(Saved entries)
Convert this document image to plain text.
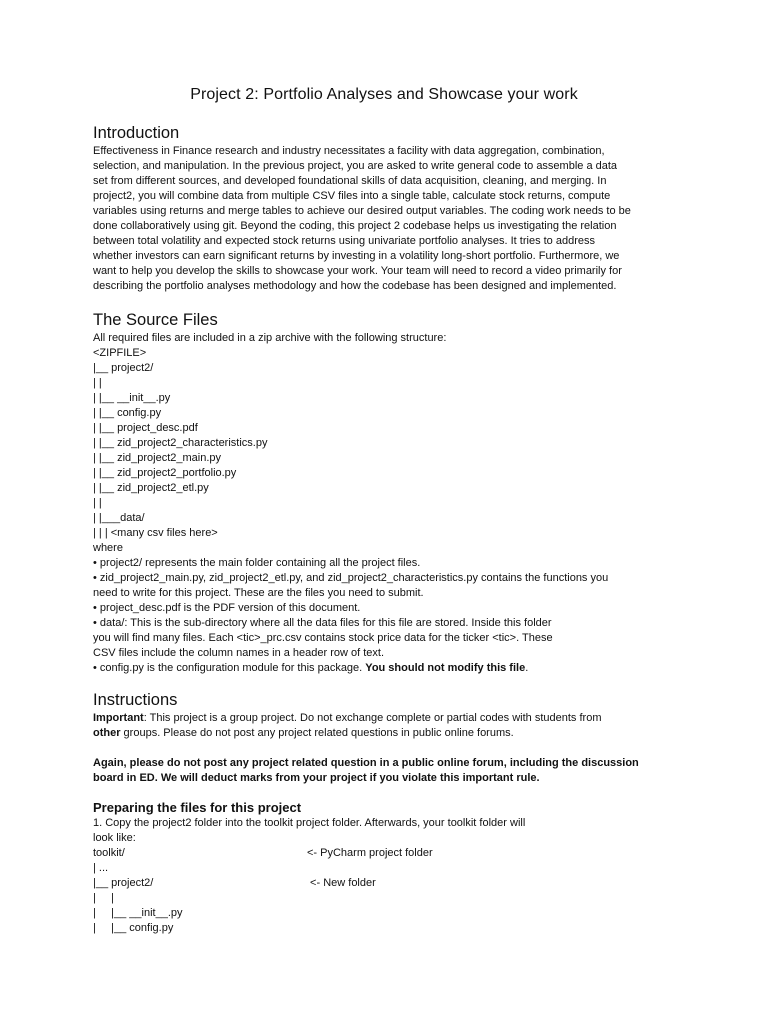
Project 2: Portfolio Analyses and Showcase your work
Introduction
Effectiveness in Finance research and industry necessitates a facility with data aggregation, combination,
selection, and manipulation. In the previous project, you are asked to write general code to assemble a data
set from different sources, and developed foundational skills of data acquisition, cleaning, and merging. In
project2, you will combine data from multiple CSV files into a single table, calculate stock returns, compute
variables using returns and merge tables to achieve our desired output variables. The coding work needs to be
done collaboratively using git. Beyond the coding, this project 2 codebase helps us investigating the relation
between total volatility and expected stock returns using univariate portfolio analyses. It tries to address
whether investors can earn significant returns by investing in a volatility long-short portfolio. Furthermore, we
want to help you develop the skills to showcase your work. Your team will need to record a video primarily for
describing the portfolio analyses methodology and how the codebase has been designed and implemented.
The Source Files
All required files are included in a zip archive with the following structure:
<ZIPFILE>
|__ project2/
| |
| |__ __init__.py
| |__ config.py
| |__ project_desc.pdf
| |__ zid_project2_characteristics.py
| |__ zid_project2_main.py
| |__ zid_project2_portfolio.py
| |__ zid_project2_etl.py
| |
| |___data/
| | | <many csv files here>
where
• project2/ represents the main folder containing all the project files.
• zid_project2_main.py, zid_project2_etl.py, and zid_project2_characteristics.py contains the functions you
need to write for this project. These are the files you need to submit.
• project_desc.pdf is the PDF version of this document.
• data/: This is the sub-directory where all the data files for this file are stored. Inside this folder
you will find many files. Each <tic>_prc.csv contains stock price data for the ticker <tic>. These
CSV files include the column names in a header row of text.
• config.py is the configuration module for this package. You should not modify this file.
Instructions
Important: This project is a group project. Do not exchange complete or partial codes with students from
other groups. Please do not post any project related questions in public online forums.
Again, please do not post any project related question in a public online forum, including the discussion
board in ED. We will deduct marks from your project if you violate this important rule.
Preparing the files for this project
1. Copy the project2 folder into the toolkit project folder. Afterwards, your toolkit folder will
look like:
toolkit/	<- PyCharm project folder
| ...
|__ project2/	<- New folder
|     |
|     |__ __init__.py
|     |__ config.py
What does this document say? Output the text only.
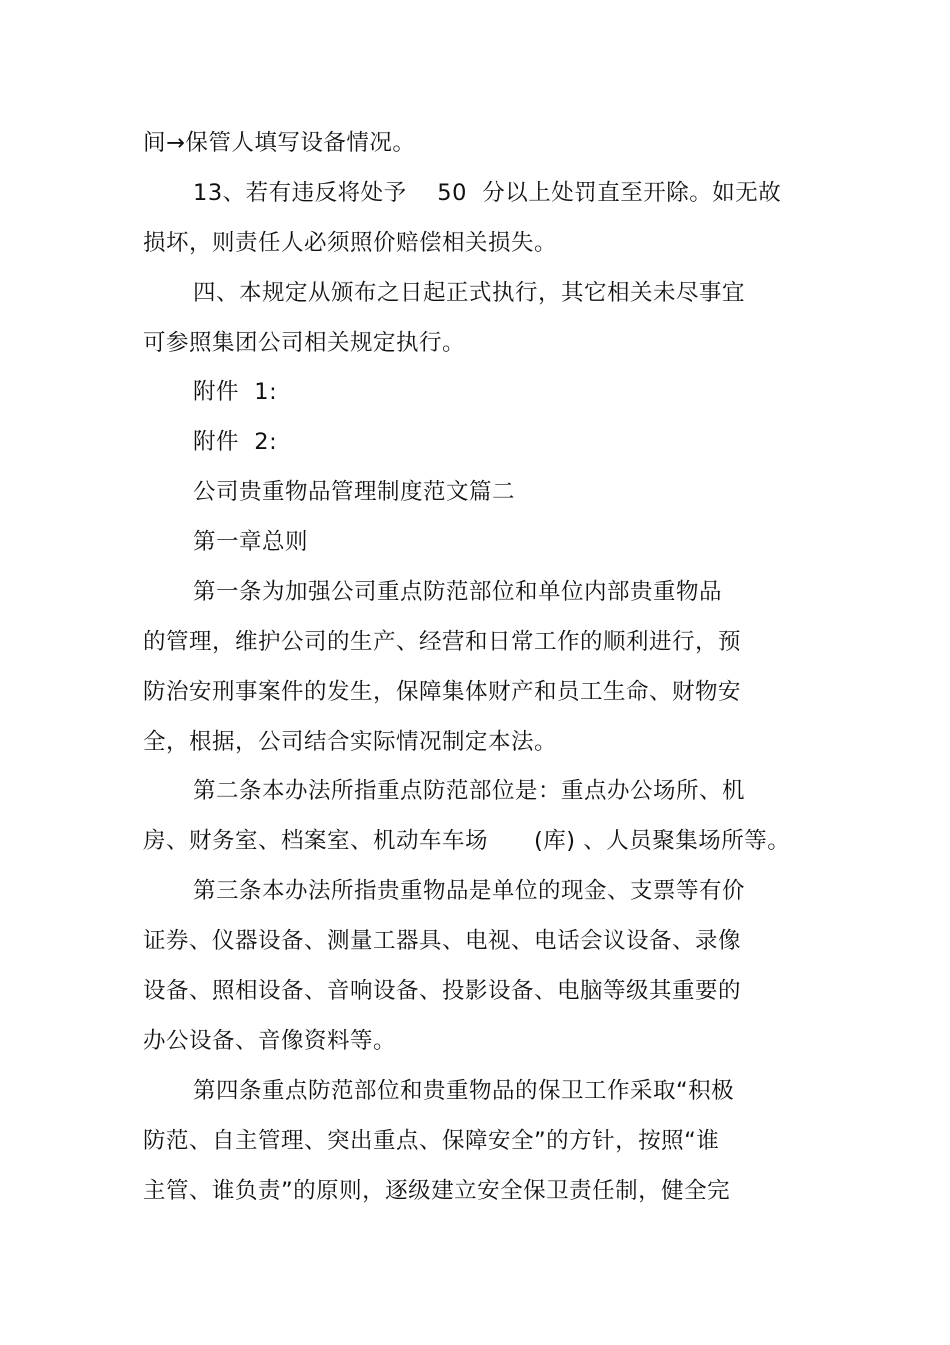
间→保管人填写设备情况。
13、若有违反将处予　 50  分以上处罚直至开除。如无故
损坏，则责任人必须照价赔偿相关损失。
四、本规定从颁布之日起正式执行，其它相关未尽事宜
可参照集团公司相关规定执行。
附件  1:
附件  2:
公司贵重物品管理制度范文篇二
第一章总则
第一条为加强公司重点防范部位和单位内部贵重物品
的管理，维护公司的生产、经营和日常工作的顺利进行，预
防治安刑事案件的发生，保障集体财产和员工生命、财物安
全，根据，公司结合实际情况制定本法。
第二条本办法所指重点防范部位是：重点办公场所、机
房、财务室、档案室、机动车车场　　(库) 、人员聚集场所等。
第三条本办法所指贵重物品是单位的现金、支票等有价
证券、仪器设备、测量工器具、电视、电话会议设备、录像
设备、照相设备、音响设备、投影设备、电脑等级其重要的
办公设备、音像资料等。
第四条重点防范部位和贵重物品的保卫工作采取“积极
防范、自主管理、突出重点、保障安全”的方针，按照“谁
主管、谁负责”的原则，逐级建立安全保卫责任制，健全完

Objective =>
In the entries above, find every line holding the word "document" and copy it out.

Answer to the problem =>
Convert this document image to plain text.
• project_desc.pdf is the PDF version of this document.
What does this document say? Output the text only.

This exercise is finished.